• **Written request**:
Each line below should be quoted exactly, please.

• **Records provided**:
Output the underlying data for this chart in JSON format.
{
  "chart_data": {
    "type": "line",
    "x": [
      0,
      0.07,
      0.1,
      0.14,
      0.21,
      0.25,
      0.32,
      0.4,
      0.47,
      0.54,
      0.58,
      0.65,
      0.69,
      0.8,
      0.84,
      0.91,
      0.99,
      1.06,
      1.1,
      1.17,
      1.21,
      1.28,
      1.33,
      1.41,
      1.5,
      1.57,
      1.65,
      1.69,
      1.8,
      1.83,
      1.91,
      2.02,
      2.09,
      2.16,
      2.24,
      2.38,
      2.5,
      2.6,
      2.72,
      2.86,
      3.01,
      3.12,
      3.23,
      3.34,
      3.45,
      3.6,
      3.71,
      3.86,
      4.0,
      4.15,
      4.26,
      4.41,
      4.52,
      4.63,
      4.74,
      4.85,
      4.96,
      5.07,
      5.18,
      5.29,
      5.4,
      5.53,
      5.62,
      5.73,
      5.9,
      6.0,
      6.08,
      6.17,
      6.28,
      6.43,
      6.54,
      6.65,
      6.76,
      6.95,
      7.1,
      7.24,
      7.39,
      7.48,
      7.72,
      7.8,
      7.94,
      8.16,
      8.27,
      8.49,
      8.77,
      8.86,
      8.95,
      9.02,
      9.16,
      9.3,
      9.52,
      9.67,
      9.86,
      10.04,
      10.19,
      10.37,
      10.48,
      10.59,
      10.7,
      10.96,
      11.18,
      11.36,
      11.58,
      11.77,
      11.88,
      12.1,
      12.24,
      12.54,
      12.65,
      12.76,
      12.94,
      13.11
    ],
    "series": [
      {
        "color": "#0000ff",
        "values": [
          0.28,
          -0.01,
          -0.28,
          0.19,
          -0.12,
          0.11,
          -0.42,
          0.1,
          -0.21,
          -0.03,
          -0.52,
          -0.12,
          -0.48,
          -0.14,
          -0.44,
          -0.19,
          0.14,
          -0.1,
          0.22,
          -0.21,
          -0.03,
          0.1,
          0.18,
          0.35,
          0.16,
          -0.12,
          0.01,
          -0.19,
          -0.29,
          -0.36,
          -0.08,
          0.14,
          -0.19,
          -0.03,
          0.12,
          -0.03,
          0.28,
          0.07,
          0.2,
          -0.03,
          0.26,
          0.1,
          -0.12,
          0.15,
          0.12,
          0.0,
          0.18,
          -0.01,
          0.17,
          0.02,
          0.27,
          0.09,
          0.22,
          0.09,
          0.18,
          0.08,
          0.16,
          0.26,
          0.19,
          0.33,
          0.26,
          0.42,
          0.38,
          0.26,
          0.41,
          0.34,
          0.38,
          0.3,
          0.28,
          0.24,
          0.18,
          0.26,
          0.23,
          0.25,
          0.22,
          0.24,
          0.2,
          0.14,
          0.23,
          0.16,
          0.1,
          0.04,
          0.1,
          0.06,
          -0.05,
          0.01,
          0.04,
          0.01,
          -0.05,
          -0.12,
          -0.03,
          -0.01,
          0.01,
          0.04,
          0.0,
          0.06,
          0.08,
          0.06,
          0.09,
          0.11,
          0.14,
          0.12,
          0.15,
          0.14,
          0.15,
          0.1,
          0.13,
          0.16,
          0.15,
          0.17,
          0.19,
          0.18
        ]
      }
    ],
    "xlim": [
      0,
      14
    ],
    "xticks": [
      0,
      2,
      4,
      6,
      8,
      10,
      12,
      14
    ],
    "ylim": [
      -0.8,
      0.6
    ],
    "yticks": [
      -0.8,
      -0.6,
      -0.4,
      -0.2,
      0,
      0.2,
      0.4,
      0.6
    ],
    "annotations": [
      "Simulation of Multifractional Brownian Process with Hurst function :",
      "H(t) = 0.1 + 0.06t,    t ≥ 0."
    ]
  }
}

• **The response**:
Output the underlying data for this chart in JSON format.
{
  "chart_data": {
    "type": "line",
    "x": [
      0,
      0.07,
      0.1,
      0.14,
      0.21,
      0.25,
      0.32,
      0.4,
      0.47,
      0.54,
      0.58,
      0.65,
      0.69,
      0.8,
      0.84,
      0.91,
      0.99,
      1.06,
      1.1,
      1.17,
      1.21,
      1.28,
      1.33,
      1.41,
      1.5,
      1.57,
      1.65,
      1.69,
      1.8,
      1.83,
      1.91,
      2.02,
      2.09,
      2.16,
      2.24,
      2.38,
      2.5,
      2.6,
      2.72,
      2.86,
      3.01,
      3.12,
      3.23,
      3.34,
      3.45,
      3.6,
      3.71,
      3.86,
      4.0,
      4.15,
      4.26,
      4.41,
      4.52,
      4.63,
      4.74,
      4.85,
      4.96,
      5.07,
      5.18,
      5.29,
      5.4,
      5.53,
      5.62,
      5.73,
      5.9,
      6.0,
      6.08,
      6.17,
      6.28,
      6.43,
      6.54,
      6.65,
      6.76,
      6.95,
      7.1,
      7.24,
      7.39,
      7.48,
      7.72,
      7.8,
      7.94,
      8.16,
      8.27,
      8.49,
      8.77,
      8.86,
      8.95,
      9.02,
      9.16,
      9.3,
      9.52,
      9.67,
      9.86,
      10.04,
      10.19,
      10.37,
      10.48,
      10.59,
      10.7,
      10.96,
      11.18,
      11.36,
      11.58,
      11.77,
      11.88,
      12.1,
      12.24,
      12.54,
      12.65,
      12.76,
      12.94,
      13.11
    ],
    "series": [
      {
        "color": "#0000ff",
        "values": [
          0.28,
          -0.01,
          -0.28,
          0.19,
          -0.12,
          0.11,
          -0.42,
          0.1,
          -0.21,
          -0.03,
          -0.52,
          -0.12,
          -0.48,
          -0.14,
          -0.44,
          -0.19,
          0.14,
          -0.1,
          0.22,
          -0.21,
          -0.03,
          0.1,
          0.18,
          0.35,
          0.16,
          -0.12,
          0.01,
          -0.19,
          -0.29,
          -0.36,
          -0.08,
          0.14,
          -0.19,
          -0.03,
          0.12,
          -0.03,
          0.28,
          0.07,
          0.2,
          -0.03,
          0.26,
          0.1,
          -0.12,
          0.15,
          0.12,
          0.0,
          0.18,
          -0.01,
          0.17,
          0.02,
          0.27,
          0.09,
          0.22,
          0.09,
          0.18,
          0.08,
          0.16,
          0.26,
          0.19,
          0.33,
          0.26,
          0.42,
          0.38,
          0.26,
          0.41,
          0.34,
          0.38,
          0.3,
          0.28,
          0.24,
          0.18,
          0.26,
          0.23,
          0.25,
          0.22,
          0.24,
          0.2,
          0.14,
          0.23,
          0.16,
          0.1,
          0.04,
          0.1,
          0.06,
          -0.05,
          0.01,
          0.04,
          0.01,
          -0.05,
          -0.12,
          -0.03,
          -0.01,
          0.01,
          0.04,
          0.0,
          0.06,
          0.08,
          0.06,
          0.09,
          0.11,
          0.14,
          0.12,
          0.15,
          0.14,
          0.15,
          0.1,
          0.13,
          0.16,
          0.15,
          0.17,
          0.19,
          0.18
        ]
      }
    ],
    "xlim": [
      0,
      14
    ],
    "xticks": [
      0,
      2,
      4,
      6,
      8,
      10,
      12,
      14
    ],
    "ylim": [
      -0.8,
      0.6
    ],
    "yticks": [
      -0.8,
      -0.6,
      -0.4,
      -0.2,
      0,
      0.2,
      0.4,
      0.6
    ],
    "annotations": [
      "Simulation of Multifractional Brownian Process with Hurst function :",
      "H(t) = 0.1 + 0.06t,    t ≥ 0."
    ]
  }
}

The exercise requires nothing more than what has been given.